--- begin SOURCE RECORDS ---

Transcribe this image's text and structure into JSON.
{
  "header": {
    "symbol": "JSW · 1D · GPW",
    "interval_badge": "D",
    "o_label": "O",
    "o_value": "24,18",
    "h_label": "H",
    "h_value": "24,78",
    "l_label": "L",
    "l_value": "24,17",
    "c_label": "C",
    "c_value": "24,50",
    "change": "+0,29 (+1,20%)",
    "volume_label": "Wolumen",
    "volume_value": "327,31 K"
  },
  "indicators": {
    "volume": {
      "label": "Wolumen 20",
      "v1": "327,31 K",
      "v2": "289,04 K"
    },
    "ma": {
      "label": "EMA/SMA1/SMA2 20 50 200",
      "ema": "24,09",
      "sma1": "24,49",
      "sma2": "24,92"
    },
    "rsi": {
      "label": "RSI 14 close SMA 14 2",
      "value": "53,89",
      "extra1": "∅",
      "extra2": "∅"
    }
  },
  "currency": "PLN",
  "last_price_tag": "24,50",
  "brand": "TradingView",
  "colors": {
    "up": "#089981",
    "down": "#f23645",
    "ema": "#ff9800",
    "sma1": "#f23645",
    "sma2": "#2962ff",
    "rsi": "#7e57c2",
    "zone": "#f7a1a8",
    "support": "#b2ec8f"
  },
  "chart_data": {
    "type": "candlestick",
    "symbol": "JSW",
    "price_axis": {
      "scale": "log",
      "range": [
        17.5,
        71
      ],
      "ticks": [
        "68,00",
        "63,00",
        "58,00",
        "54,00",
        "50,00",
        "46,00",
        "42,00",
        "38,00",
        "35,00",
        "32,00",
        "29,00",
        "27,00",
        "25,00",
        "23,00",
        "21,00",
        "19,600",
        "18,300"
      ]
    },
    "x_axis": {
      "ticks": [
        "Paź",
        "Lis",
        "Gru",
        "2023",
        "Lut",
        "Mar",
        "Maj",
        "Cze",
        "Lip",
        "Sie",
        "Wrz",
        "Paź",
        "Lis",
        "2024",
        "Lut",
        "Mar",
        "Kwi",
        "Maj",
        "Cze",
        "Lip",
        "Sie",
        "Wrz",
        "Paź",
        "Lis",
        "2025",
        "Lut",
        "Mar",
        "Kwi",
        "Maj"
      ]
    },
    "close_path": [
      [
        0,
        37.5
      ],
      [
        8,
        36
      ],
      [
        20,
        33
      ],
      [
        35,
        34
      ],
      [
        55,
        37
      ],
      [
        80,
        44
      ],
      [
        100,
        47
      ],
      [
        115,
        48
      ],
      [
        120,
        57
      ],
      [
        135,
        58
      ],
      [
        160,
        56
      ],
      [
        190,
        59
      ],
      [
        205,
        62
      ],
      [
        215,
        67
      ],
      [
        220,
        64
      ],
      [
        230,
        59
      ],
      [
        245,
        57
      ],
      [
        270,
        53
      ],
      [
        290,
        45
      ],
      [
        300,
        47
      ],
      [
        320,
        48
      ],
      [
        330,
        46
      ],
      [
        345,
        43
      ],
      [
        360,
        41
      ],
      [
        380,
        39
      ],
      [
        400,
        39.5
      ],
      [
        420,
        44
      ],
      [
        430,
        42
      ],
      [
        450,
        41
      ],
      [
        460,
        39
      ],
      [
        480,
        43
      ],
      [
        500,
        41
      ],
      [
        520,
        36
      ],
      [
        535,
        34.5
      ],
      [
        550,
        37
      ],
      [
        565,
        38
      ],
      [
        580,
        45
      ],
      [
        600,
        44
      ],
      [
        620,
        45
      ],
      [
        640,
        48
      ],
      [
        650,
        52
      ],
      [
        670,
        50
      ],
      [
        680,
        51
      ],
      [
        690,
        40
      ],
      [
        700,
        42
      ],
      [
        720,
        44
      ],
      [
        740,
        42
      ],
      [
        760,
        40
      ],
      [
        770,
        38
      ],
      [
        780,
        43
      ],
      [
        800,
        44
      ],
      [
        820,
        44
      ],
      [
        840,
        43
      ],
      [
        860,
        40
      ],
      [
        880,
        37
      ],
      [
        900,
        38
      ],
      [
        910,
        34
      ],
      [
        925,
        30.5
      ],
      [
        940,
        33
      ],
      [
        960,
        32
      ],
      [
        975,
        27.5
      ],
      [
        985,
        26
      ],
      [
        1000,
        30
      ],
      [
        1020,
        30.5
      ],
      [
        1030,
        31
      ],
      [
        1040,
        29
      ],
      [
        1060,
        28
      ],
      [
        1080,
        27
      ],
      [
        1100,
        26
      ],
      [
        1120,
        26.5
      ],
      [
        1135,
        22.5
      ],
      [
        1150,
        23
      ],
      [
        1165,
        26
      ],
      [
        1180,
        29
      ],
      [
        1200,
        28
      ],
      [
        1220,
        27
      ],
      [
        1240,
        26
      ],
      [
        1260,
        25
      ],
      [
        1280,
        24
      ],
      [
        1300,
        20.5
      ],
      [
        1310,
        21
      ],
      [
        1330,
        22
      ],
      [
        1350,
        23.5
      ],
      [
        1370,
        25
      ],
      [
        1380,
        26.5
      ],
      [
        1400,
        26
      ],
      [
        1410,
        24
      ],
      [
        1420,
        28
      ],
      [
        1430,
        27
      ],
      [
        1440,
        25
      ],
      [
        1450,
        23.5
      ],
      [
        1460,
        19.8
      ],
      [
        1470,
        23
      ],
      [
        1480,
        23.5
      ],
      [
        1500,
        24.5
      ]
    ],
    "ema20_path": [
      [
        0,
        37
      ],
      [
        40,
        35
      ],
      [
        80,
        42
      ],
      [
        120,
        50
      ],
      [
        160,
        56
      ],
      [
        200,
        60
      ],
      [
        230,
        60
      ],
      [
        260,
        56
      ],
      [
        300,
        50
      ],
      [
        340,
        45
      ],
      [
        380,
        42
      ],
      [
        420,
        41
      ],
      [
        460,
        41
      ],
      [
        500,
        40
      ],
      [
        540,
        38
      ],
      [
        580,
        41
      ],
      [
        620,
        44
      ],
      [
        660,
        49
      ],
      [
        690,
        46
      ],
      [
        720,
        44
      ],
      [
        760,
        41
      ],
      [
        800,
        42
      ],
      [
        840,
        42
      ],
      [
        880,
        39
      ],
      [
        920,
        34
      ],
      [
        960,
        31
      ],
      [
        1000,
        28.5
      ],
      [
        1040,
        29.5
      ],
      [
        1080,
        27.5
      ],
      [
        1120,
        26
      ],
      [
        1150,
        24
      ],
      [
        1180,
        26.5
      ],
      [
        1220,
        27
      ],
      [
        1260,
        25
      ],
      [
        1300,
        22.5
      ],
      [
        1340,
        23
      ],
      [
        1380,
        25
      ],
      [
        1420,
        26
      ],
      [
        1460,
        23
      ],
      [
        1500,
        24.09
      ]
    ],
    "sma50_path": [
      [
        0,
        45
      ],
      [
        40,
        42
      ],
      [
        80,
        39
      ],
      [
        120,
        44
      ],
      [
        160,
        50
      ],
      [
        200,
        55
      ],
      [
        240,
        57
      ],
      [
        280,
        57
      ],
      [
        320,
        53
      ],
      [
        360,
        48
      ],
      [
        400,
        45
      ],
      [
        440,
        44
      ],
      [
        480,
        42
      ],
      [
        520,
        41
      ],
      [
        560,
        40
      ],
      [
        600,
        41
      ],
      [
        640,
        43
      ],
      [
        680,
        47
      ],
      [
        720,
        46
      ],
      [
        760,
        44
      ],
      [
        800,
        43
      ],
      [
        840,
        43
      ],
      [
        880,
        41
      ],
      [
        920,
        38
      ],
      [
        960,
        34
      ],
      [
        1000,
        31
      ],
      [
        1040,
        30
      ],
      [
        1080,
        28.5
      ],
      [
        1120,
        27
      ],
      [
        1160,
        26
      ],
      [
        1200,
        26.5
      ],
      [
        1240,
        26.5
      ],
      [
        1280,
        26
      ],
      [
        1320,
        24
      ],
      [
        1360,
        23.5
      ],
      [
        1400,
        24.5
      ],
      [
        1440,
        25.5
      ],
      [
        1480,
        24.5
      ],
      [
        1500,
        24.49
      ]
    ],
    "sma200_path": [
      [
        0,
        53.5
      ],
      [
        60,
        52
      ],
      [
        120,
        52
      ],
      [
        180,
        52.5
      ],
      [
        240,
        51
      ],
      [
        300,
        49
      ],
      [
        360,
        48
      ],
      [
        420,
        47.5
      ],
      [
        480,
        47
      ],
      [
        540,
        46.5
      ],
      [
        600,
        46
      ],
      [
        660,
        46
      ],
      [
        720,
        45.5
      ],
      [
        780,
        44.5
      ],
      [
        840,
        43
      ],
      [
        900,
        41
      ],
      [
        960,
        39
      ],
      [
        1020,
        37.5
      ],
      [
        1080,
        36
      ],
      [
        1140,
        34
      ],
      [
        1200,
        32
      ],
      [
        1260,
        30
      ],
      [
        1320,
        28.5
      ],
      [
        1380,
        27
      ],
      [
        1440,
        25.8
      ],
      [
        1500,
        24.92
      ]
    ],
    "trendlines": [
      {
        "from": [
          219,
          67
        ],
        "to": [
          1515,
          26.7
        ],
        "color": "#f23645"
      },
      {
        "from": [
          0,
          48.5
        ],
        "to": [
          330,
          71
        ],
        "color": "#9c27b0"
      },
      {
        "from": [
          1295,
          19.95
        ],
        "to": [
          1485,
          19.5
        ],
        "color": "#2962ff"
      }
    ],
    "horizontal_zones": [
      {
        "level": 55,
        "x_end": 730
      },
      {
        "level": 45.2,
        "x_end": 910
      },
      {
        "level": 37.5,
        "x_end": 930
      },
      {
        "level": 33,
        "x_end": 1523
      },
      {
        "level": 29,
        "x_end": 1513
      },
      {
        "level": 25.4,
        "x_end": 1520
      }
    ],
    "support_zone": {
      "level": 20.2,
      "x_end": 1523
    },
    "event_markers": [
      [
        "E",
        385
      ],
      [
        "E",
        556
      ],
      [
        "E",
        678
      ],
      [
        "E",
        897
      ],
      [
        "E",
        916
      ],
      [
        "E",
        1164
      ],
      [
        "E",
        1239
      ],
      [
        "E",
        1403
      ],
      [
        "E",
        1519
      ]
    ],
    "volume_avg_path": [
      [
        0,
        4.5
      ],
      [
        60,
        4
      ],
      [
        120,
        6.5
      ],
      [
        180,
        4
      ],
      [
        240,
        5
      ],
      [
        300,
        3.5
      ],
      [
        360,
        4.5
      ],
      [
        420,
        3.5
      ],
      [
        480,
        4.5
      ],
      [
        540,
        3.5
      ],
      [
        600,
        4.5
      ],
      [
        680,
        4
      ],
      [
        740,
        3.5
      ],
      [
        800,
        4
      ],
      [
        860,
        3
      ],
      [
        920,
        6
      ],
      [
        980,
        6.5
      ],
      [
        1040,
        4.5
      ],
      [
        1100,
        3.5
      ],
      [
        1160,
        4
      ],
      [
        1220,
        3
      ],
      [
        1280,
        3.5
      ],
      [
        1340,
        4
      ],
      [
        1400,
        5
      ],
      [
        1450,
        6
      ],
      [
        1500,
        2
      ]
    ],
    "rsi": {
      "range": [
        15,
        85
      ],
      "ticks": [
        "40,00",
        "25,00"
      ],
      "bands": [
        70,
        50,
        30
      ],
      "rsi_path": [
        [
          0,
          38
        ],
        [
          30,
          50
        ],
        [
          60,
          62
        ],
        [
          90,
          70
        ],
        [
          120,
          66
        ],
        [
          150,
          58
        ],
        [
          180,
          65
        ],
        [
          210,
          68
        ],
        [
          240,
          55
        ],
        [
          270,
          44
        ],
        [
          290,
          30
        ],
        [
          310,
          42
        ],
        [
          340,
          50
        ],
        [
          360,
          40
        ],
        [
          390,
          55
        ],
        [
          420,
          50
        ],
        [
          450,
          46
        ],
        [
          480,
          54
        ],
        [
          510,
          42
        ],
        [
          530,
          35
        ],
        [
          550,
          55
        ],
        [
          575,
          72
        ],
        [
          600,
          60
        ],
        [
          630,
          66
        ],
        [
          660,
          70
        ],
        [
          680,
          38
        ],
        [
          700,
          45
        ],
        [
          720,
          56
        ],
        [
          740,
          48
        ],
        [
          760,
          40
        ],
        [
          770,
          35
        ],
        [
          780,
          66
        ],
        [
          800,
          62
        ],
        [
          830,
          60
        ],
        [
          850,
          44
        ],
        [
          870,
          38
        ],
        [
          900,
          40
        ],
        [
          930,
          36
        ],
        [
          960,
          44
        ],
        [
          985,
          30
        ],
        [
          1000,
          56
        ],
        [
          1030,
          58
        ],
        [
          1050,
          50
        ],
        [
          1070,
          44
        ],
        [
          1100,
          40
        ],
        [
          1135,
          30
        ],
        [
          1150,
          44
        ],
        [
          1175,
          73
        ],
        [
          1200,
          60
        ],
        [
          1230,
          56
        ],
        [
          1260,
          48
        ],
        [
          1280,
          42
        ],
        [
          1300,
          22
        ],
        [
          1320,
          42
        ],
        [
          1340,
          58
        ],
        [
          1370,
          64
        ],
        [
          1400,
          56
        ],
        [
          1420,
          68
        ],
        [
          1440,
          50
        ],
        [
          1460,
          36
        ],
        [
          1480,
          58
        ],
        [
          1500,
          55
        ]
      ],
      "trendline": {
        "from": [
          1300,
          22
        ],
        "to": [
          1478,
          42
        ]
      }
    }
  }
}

--- end SOURCE RECORDS ---

__PROBLEM__.
Every line of the records that includes the word "level" should be gathered.

__RESULT BELOW__.
        "level": 55,
        "level": 45.2,
        "level": 37.5,
        "level": 33,
        "level": 29,
        "level": 25.4,
      "level": 20.2,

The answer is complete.